[START OF DATASET ENTRIES]

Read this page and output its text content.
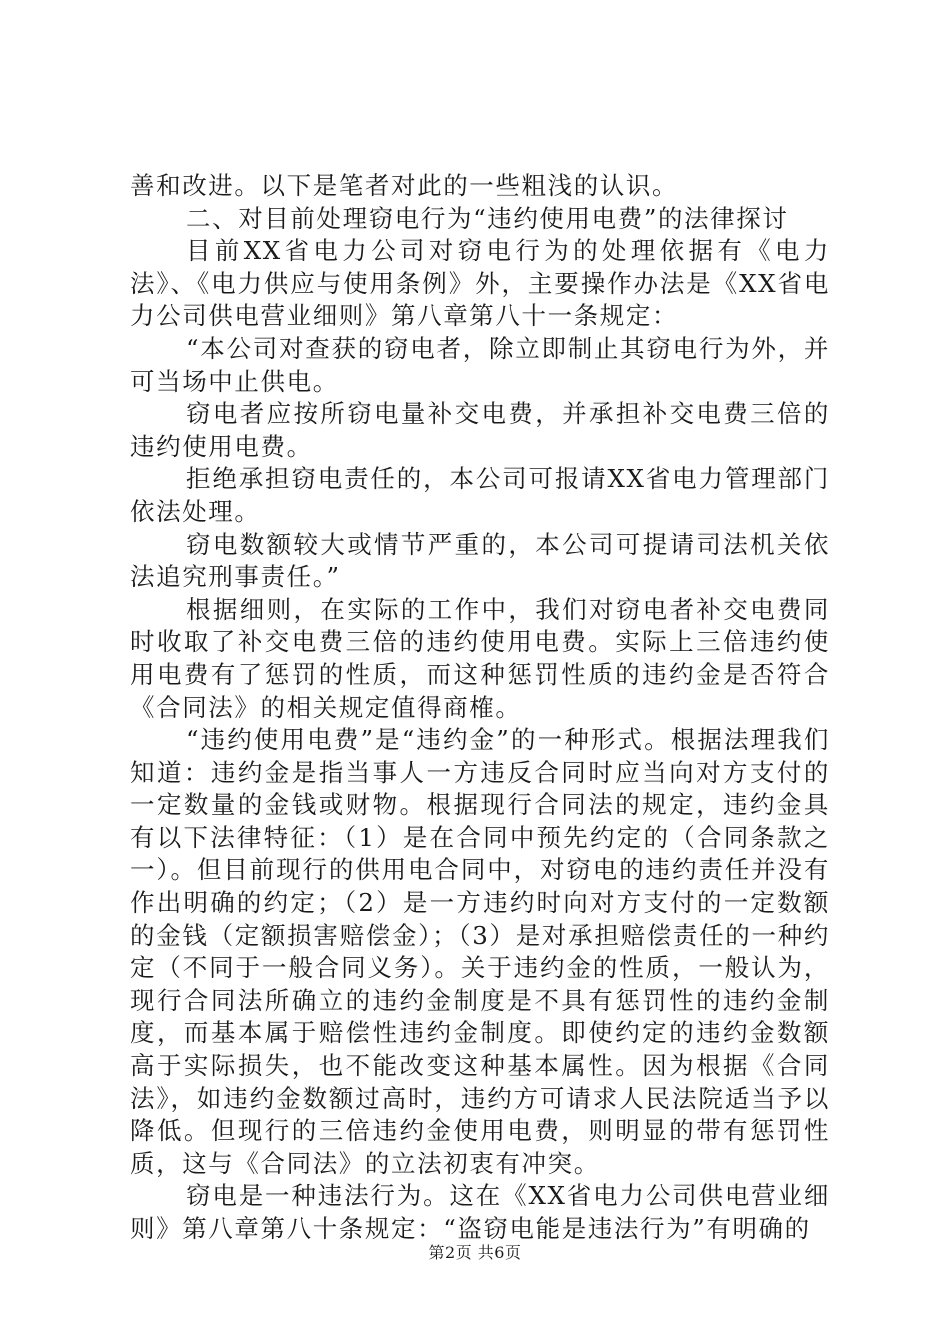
善和改进。以下是笔者对此的一些粗浅的认识。

二、对目前处理窃电行为“违约使用电费”的法律探讨

目前XX省电力公司对窃电行为的处理依据有《电力法》、《电力供应与使用条例》外，主要操作办法是《XX省电力公司供电营业细则》第八章第八十一条规定：

“本公司对查获的窃电者，除立即制止其窃电行为外，并可当场中止供电。

窃电者应按所窃电量补交电费，并承担补交电费三倍的违约使用电费。

拒绝承担窃电责任的，本公司可报请XX省电力管理部门依法处理。

窃电数额较大或情节严重的，本公司可提请司法机关依法追究刑事责任。”

根据细则，在实际的工作中，我们对窃电者补交电费同时收取了补交电费三倍的违约使用电费。实际上三倍违约使用电费有了惩罚的性质，而这种惩罚性质的违约金是否符合《合同法》的相关规定值得商榷。

“违约使用电费”是“违约金”的一种形式。根据法理我们知道：违约金是指当事人一方违反合同时应当向对方支付的一定数量的金钱或财物。根据现行合同法的规定，违约金具有以下法律特征：（1）是在合同中预先约定的（合同条款之一）。但目前现行的供用电合同中，对窃电的违约责任并没有作出明确的约定；（2）是一方违约时向对方支付的一定数额的金钱（定额损害赔偿金）；（3）是对承担赔偿责任的一种约定（不同于一般合同义务）。关于违约金的性质，一般认为，现行合同法所确立的违约金制度是不具有惩罚性的违约金制度，而基本属于赔偿性违约金制度。即使约定的违约金数额高于实际损失，也不能改变这种基本属性。因为根据《合同法》，如违约金数额过高时，违约方可请求人民法院适当予以降低。但现行的三倍违约金使用电费，则明显的带有惩罚性质，这与《合同法》的立法初衷有冲突。

窃电是一种违法行为。这在《XX省电力公司供电营业细则》第八章第八十条规定：“盗窃电能是违法行为”有明确的

第2页 共6页
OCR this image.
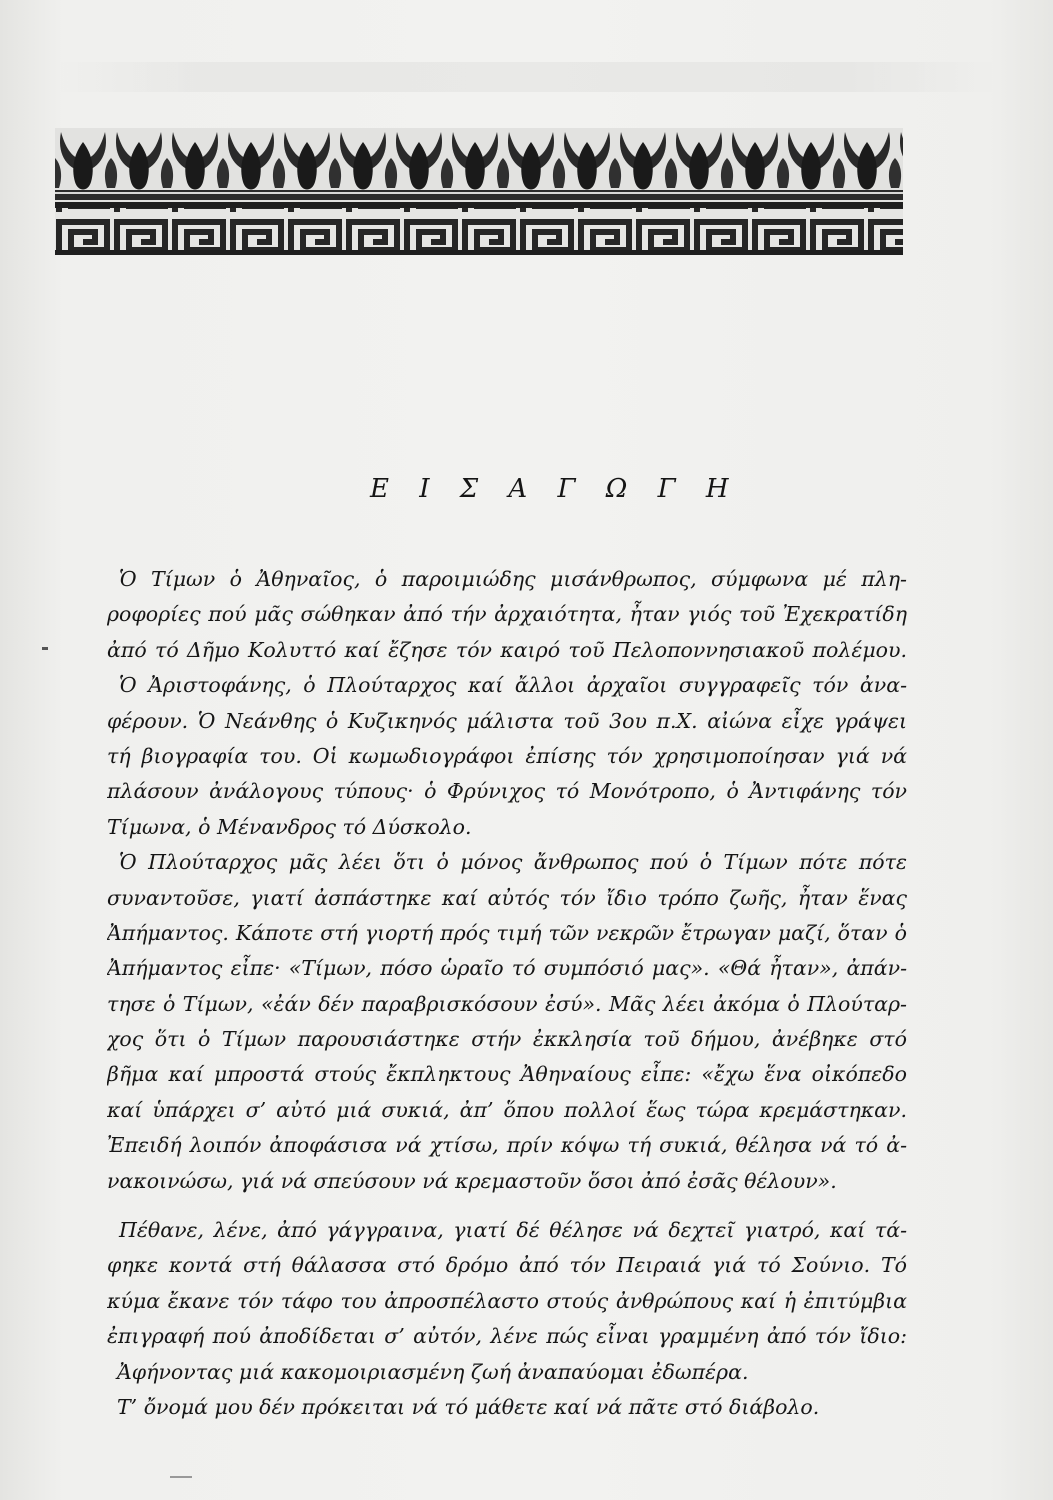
Ε Ι Σ Α Γ Ω Γ Η
Ὁ Τίμων ὁ Ἀθηναῖος, ὁ παροιμιώδης μισάνθρωπος, σύμφωνα μέ πλη-
ροφορίες πού μᾶς σώθηκαν ἀπό τήν ἀρχαιότητα, ἦταν γιός τοῦ Ἐχεκρατίδη
ἀπό τό Δῆμο Κολυττό καί ἔζησε τόν καιρό τοῦ Πελοποννησιακοῦ πολέμου.
Ὁ Ἀριστοφάνης, ὁ Πλούταρχος καί ἄλλοι ἀρχαῖοι συγγραφεῖς τόν ἀνα-
φέρουν. Ὁ Νεάνθης ὁ Κυζικηνός μάλιστα τοῦ 3ου π.Χ. αἰώνα εἶχε γράψει
τή βιογραφία του. Οἱ κωμωδιογράφοι ἐπίσης τόν χρησιμοποίησαν γιά νά
πλάσουν ἀνάλογους τύπους· ὁ Φρύνιχος τό Μονότροπο, ὁ Ἀντιφάνης τόν
Τίμωνα, ὁ Μένανδρος τό Δύσκολο.
Ὁ Πλούταρχος μᾶς λέει ὅτι ὁ μόνος ἄνθρωπος πού ὁ Τίμων πότε πότε
συναντοῦσε, γιατί ἀσπάστηκε καί αὐτός τόν ἴδιο τρόπο ζωῆς, ἦταν ἕνας
Ἀπήμαντος. Κάποτε στή γιορτή πρός τιμή τῶν νεκρῶν ἔτρωγαν μαζί, ὅταν ὁ
Ἀπήμαντος εἶπε· «Τίμων, πόσο ὡραῖο τό συμπόσιό μας». «Θά ἦταν», ἀπάν-
τησε ὁ Τίμων, «ἐάν δέν παραβρισκόσουν ἐσύ». Μᾶς λέει ἀκόμα ὁ Πλούταρ-
χος ὅτι ὁ Τίμων παρουσιάστηκε στήν ἐκκλησία τοῦ δήμου, ἀνέβηκε στό
βῆμα καί μπροστά στούς ἔκπληκτους Ἀθηναίους εἶπε: «ἔχω ἕνα οἰκόπεδο
καί ὑπάρχει σ’ αὐτό μιά συκιά, ἀπ’ ὅπου πολλοί ἕως τώρα κρεμάστηκαν.
Ἐπειδή λοιπόν ἀποφάσισα νά χτίσω, πρίν κόψω τή συκιά, θέλησα νά τό ἀ-
νακοινώσω, γιά νά σπεύσουν νά κρεμαστοῦν ὅσοι ἀπό ἐσᾶς θέλουν».
Πέθανε, λένε, ἀπό γάγγραινα, γιατί δέ θέλησε νά δεχτεῖ γιατρό, καί τά-
φηκε κοντά στή θάλασσα στό δρόμο ἀπό τόν Πειραιά γιά τό Σούνιο. Τό
κύμα ἔκανε τόν τάφο του ἀπροσπέλαστο στούς ἀνθρώπους καί ἡ ἐπιτύμβια
ἐπιγραφή πού ἀποδίδεται σ’ αὐτόν, λένε πώς εἶναι γραμμένη ἀπό τόν ἴδιο:
Ἀφήνοντας μιά κακομοιριασμένη ζωή ἀναπαύομαι ἐδωπέρα.
Τ’ ὄνομά μου δέν πρόκειται νά τό μάθετε καί νά πᾶτε στό διάβολο.
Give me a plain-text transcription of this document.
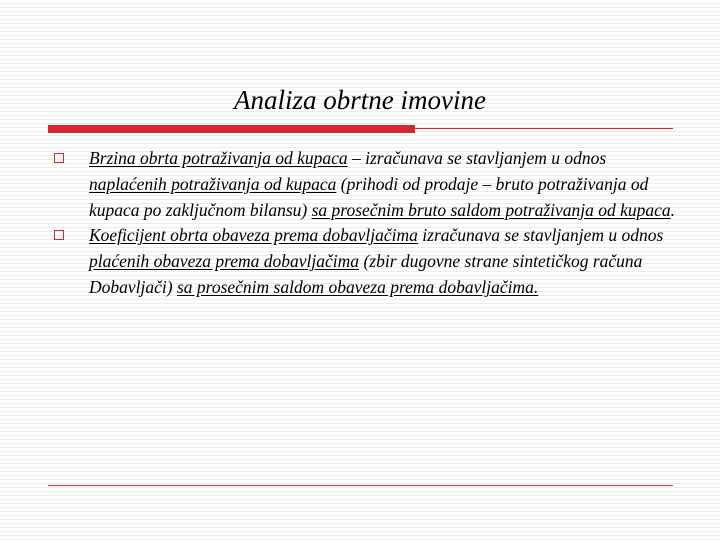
Analiza obrtne imovine
Brzina obrta potraživanja od kupaca – izračunava se stavljanjem u odnos naplaćenih potraživanja od kupaca (prihodi od prodaje – bruto potraživanja od kupaca po zaključnom bilansu) sa prosečnim bruto saldom potraživanja od kupaca.
Koeficijent obrta obaveza prema dobavljačima izračunava se stavljanjem u odnos plaćenih obaveza prema dobavljačima (zbir dugovne strane sintetičkog računa Dobavljači) sa prosečnim saldom obaveza prema dobavljačima.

[END OF DATASET ENTRIES]

» WHAT TO DO: Pick out each line in the material containing "Ἀπήμαντος".

» EXPECTED ANSWER:
Ἀπήμαντος. Κάποτε στή γιορτή πρός τιμή τῶν νεκρῶν ἔτρωγαν μαζί, ὅταν ὁ
Ἀπήμαντος εἶπε· «Τίμων, πόσο ὡραῖο τό συμπόσιό μας». «Θά ἦταν», ἀπάν-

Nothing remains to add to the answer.